**Brief**: Exclude the pictures and return every line exactly as written.

[Records from a collection of figures]
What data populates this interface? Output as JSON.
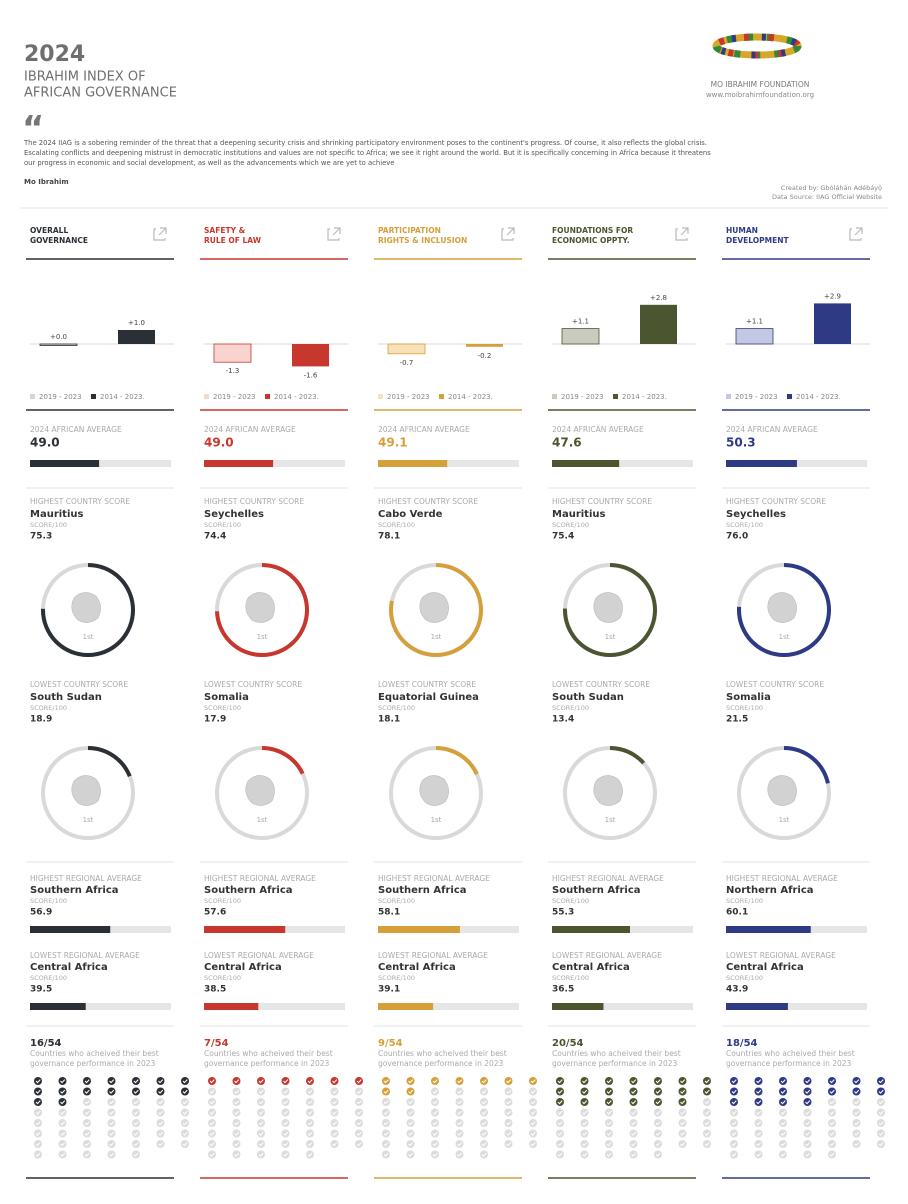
{
  "header": {
    "year": "2024",
    "title_line1": "IBRAHIM INDEX OF",
    "title_line2": "AFRICAN GOVERNANCE",
    "org": "MO IBRAHIM FOUNDATION",
    "url": "www.moibrahimfoundation.org"
  },
  "quote": {
    "mark": "“",
    "lines": [
      "The 2024 IIAG is a sobering reminder of the threat that a deepening security crisis and shrinking participatory environment poses to the continent's progress. Of course, it also reflects the global crisis.",
      "Escalating conflicts and deepening mistrust in democratic institutions and values are not specific to Africa; we see it right around the world. But it is specifically concerning in Africa because it threatens",
      "our progress in economic and social development, as well as the advancements which we are yet to achieve"
    ],
    "author": "Mo Ibrahim"
  },
  "credits": {
    "created_by": "Created by: Gbóláhàn Adébáyọ̀",
    "source": "Data Source: IIAG Official Website"
  },
  "labels": {
    "legend_recent": "2019 - 2023",
    "legend_long": "2014 - 2023.",
    "average": "2024 AFRICAN AVERAGE",
    "highest_country": "HIGHEST COUNTRY SCORE",
    "lowest_country": "LOWEST COUNTRY SCORE",
    "score_unit": "SCORE/100",
    "score_max": 100,
    "rank": "1st",
    "highest_region": "HIGHEST REGIONAL AVERAGE",
    "lowest_region": "LOWEST REGIONAL AVERAGE",
    "best_note_line1": "Countries who acheived their best",
    "best_note_line2": "governance performance in 2023"
  },
  "columns": [
    {
      "title_line1": "OVERALL",
      "title_line2": "GOVERNANCE",
      "color": "#2b2f36",
      "light_color": "#d4d6d9",
      "value_color": "#2b2f36",
      "trend_recent": {
        "value": 0.0,
        "label": "+0.0"
      },
      "trend_long": {
        "value": 1.0,
        "label": "+1.0"
      },
      "average": {
        "value": 49.0,
        "label": "49.0"
      },
      "highest_country": {
        "name": "Mauritius",
        "value": 75.3,
        "label": "75.3"
      },
      "lowest_country": {
        "name": "South Sudan",
        "value": 18.9,
        "label": "18.9"
      },
      "highest_region": {
        "name": "Southern Africa",
        "value": 56.9,
        "label": "56.9"
      },
      "lowest_region": {
        "name": "Central Africa",
        "value": 39.5,
        "label": "39.5"
      },
      "best": {
        "count": 16,
        "total": 54,
        "label": "16/54"
      }
    },
    {
      "title_line1": "SAFETY &",
      "title_line2": "RULE OF LAW",
      "color": "#c8372d",
      "light_color": "#f8d3cf",
      "value_color": "#c8372d",
      "trend_recent": {
        "value": -1.3,
        "label": "-1.3"
      },
      "trend_long": {
        "value": -1.6,
        "label": "-1.6"
      },
      "average": {
        "value": 49.0,
        "label": "49.0"
      },
      "highest_country": {
        "name": "Seychelles",
        "value": 74.4,
        "label": "74.4"
      },
      "lowest_country": {
        "name": "Somalia",
        "value": 17.9,
        "label": "17.9"
      },
      "highest_region": {
        "name": "Southern Africa",
        "value": 57.6,
        "label": "57.6"
      },
      "lowest_region": {
        "name": "Central Africa",
        "value": 38.5,
        "label": "38.5"
      },
      "best": {
        "count": 7,
        "total": 54,
        "label": "7/54"
      }
    },
    {
      "title_line1": "PARTICIPATION",
      "title_line2": "RIGHTS & INCLUSION",
      "color": "#d59f3a",
      "light_color": "#f7e1b9",
      "value_color": "#d59f3a",
      "trend_recent": {
        "value": -0.7,
        "label": "-0.7"
      },
      "trend_long": {
        "value": -0.2,
        "label": "-0.2"
      },
      "average": {
        "value": 49.1,
        "label": "49.1"
      },
      "highest_country": {
        "name": "Cabo Verde",
        "value": 78.1,
        "label": "78.1"
      },
      "lowest_country": {
        "name": "Equatorial Guinea",
        "value": 18.1,
        "label": "18.1"
      },
      "highest_region": {
        "name": "Southern Africa",
        "value": 58.1,
        "label": "58.1"
      },
      "lowest_region": {
        "name": "Central Africa",
        "value": 39.1,
        "label": "39.1"
      },
      "best": {
        "count": 9,
        "total": 54,
        "label": "9/54"
      }
    },
    {
      "title_line1": "FOUNDATIONS FOR",
      "title_line2": "ECONOMIC OPPTY.",
      "color": "#4b5530",
      "light_color": "#c9cbbf",
      "value_color": "#4b5530",
      "trend_recent": {
        "value": 1.1,
        "label": "+1.1"
      },
      "trend_long": {
        "value": 2.8,
        "label": "+2.8"
      },
      "average": {
        "value": 47.6,
        "label": "47.6"
      },
      "highest_country": {
        "name": "Mauritius",
        "value": 75.4,
        "label": "75.4"
      },
      "lowest_country": {
        "name": "South Sudan",
        "value": 13.4,
        "label": "13.4"
      },
      "highest_region": {
        "name": "Southern Africa",
        "value": 55.3,
        "label": "55.3"
      },
      "lowest_region": {
        "name": "Central Africa",
        "value": 36.5,
        "label": "36.5"
      },
      "best": {
        "count": 20,
        "total": 54,
        "label": "20/54"
      }
    },
    {
      "title_line1": "HUMAN",
      "title_line2": "DEVELOPMENT",
      "color": "#2e3a84",
      "light_color": "#c4c8e2",
      "value_color": "#2e3a84",
      "trend_recent": {
        "value": 1.1,
        "label": "+1.1"
      },
      "trend_long": {
        "value": 2.9,
        "label": "+2.9"
      },
      "average": {
        "value": 50.3,
        "label": "50.3"
      },
      "highest_country": {
        "name": "Seychelles",
        "value": 76.0,
        "label": "76.0"
      },
      "lowest_country": {
        "name": "Somalia",
        "value": 21.5,
        "label": "21.5"
      },
      "highest_region": {
        "name": "Northern Africa",
        "value": 60.1,
        "label": "60.1"
      },
      "lowest_region": {
        "name": "Central Africa",
        "value": 43.9,
        "label": "43.9"
      },
      "best": {
        "count": 18,
        "total": 54,
        "label": "18/54"
      }
    }
  ]
}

**Solution for this problem**:
What data populates this interface? Output as JSON.
{
  "header": {
    "year": "2024",
    "title_line1": "IBRAHIM INDEX OF",
    "title_line2": "AFRICAN GOVERNANCE",
    "org": "MO IBRAHIM FOUNDATION",
    "url": "www.moibrahimfoundation.org"
  },
  "quote": {
    "mark": "“",
    "lines": [
      "The 2024 IIAG is a sobering reminder of the threat that a deepening security crisis and shrinking participatory environment poses to the continent's progress. Of course, it also reflects the global crisis.",
      "Escalating conflicts and deepening mistrust in democratic institutions and values are not specific to Africa; we see it right around the world. But it is specifically concerning in Africa because it threatens",
      "our progress in economic and social development, as well as the advancements which we are yet to achieve"
    ],
    "author": "Mo Ibrahim"
  },
  "credits": {
    "created_by": "Created by: Gbóláhàn Adébáyọ̀",
    "source": "Data Source: IIAG Official Website"
  },
  "labels": {
    "legend_recent": "2019 - 2023",
    "legend_long": "2014 - 2023.",
    "average": "2024 AFRICAN AVERAGE",
    "highest_country": "HIGHEST COUNTRY SCORE",
    "lowest_country": "LOWEST COUNTRY SCORE",
    "score_unit": "SCORE/100",
    "score_max": 100,
    "rank": "1st",
    "highest_region": "HIGHEST REGIONAL AVERAGE",
    "lowest_region": "LOWEST REGIONAL AVERAGE",
    "best_note_line1": "Countries who acheived their best",
    "best_note_line2": "governance performance in 2023"
  },
  "columns": [
    {
      "title_line1": "OVERALL",
      "title_line2": "GOVERNANCE",
      "color": "#2b2f36",
      "light_color": "#d4d6d9",
      "value_color": "#2b2f36",
      "trend_recent": {
        "value": 0.0,
        "label": "+0.0"
      },
      "trend_long": {
        "value": 1.0,
        "label": "+1.0"
      },
      "average": {
        "value": 49.0,
        "label": "49.0"
      },
      "highest_country": {
        "name": "Mauritius",
        "value": 75.3,
        "label": "75.3"
      },
      "lowest_country": {
        "name": "South Sudan",
        "value": 18.9,
        "label": "18.9"
      },
      "highest_region": {
        "name": "Southern Africa",
        "value": 56.9,
        "label": "56.9"
      },
      "lowest_region": {
        "name": "Central Africa",
        "value": 39.5,
        "label": "39.5"
      },
      "best": {
        "count": 16,
        "total": 54,
        "label": "16/54"
      }
    },
    {
      "title_line1": "SAFETY &",
      "title_line2": "RULE OF LAW",
      "color": "#c8372d",
      "light_color": "#f8d3cf",
      "value_color": "#c8372d",
      "trend_recent": {
        "value": -1.3,
        "label": "-1.3"
      },
      "trend_long": {
        "value": -1.6,
        "label": "-1.6"
      },
      "average": {
        "value": 49.0,
        "label": "49.0"
      },
      "highest_country": {
        "name": "Seychelles",
        "value": 74.4,
        "label": "74.4"
      },
      "lowest_country": {
        "name": "Somalia",
        "value": 17.9,
        "label": "17.9"
      },
      "highest_region": {
        "name": "Southern Africa",
        "value": 57.6,
        "label": "57.6"
      },
      "lowest_region": {
        "name": "Central Africa",
        "value": 38.5,
        "label": "38.5"
      },
      "best": {
        "count": 7,
        "total": 54,
        "label": "7/54"
      }
    },
    {
      "title_line1": "PARTICIPATION",
      "title_line2": "RIGHTS & INCLUSION",
      "color": "#d59f3a",
      "light_color": "#f7e1b9",
      "value_color": "#d59f3a",
      "trend_recent": {
        "value": -0.7,
        "label": "-0.7"
      },
      "trend_long": {
        "value": -0.2,
        "label": "-0.2"
      },
      "average": {
        "value": 49.1,
        "label": "49.1"
      },
      "highest_country": {
        "name": "Cabo Verde",
        "value": 78.1,
        "label": "78.1"
      },
      "lowest_country": {
        "name": "Equatorial Guinea",
        "value": 18.1,
        "label": "18.1"
      },
      "highest_region": {
        "name": "Southern Africa",
        "value": 58.1,
        "label": "58.1"
      },
      "lowest_region": {
        "name": "Central Africa",
        "value": 39.1,
        "label": "39.1"
      },
      "best": {
        "count": 9,
        "total": 54,
        "label": "9/54"
      }
    },
    {
      "title_line1": "FOUNDATIONS FOR",
      "title_line2": "ECONOMIC OPPTY.",
      "color": "#4b5530",
      "light_color": "#c9cbbf",
      "value_color": "#4b5530",
      "trend_recent": {
        "value": 1.1,
        "label": "+1.1"
      },
      "trend_long": {
        "value": 2.8,
        "label": "+2.8"
      },
      "average": {
        "value": 47.6,
        "label": "47.6"
      },
      "highest_country": {
        "name": "Mauritius",
        "value": 75.4,
        "label": "75.4"
      },
      "lowest_country": {
        "name": "South Sudan",
        "value": 13.4,
        "label": "13.4"
      },
      "highest_region": {
        "name": "Southern Africa",
        "value": 55.3,
        "label": "55.3"
      },
      "lowest_region": {
        "name": "Central Africa",
        "value": 36.5,
        "label": "36.5"
      },
      "best": {
        "count": 20,
        "total": 54,
        "label": "20/54"
      }
    },
    {
      "title_line1": "HUMAN",
      "title_line2": "DEVELOPMENT",
      "color": "#2e3a84",
      "light_color": "#c4c8e2",
      "value_color": "#2e3a84",
      "trend_recent": {
        "value": 1.1,
        "label": "+1.1"
      },
      "trend_long": {
        "value": 2.9,
        "label": "+2.9"
      },
      "average": {
        "value": 50.3,
        "label": "50.3"
      },
      "highest_country": {
        "name": "Seychelles",
        "value": 76.0,
        "label": "76.0"
      },
      "lowest_country": {
        "name": "Somalia",
        "value": 21.5,
        "label": "21.5"
      },
      "highest_region": {
        "name": "Northern Africa",
        "value": 60.1,
        "label": "60.1"
      },
      "lowest_region": {
        "name": "Central Africa",
        "value": 43.9,
        "label": "43.9"
      },
      "best": {
        "count": 18,
        "total": 54,
        "label": "18/54"
      }
    }
  ]
}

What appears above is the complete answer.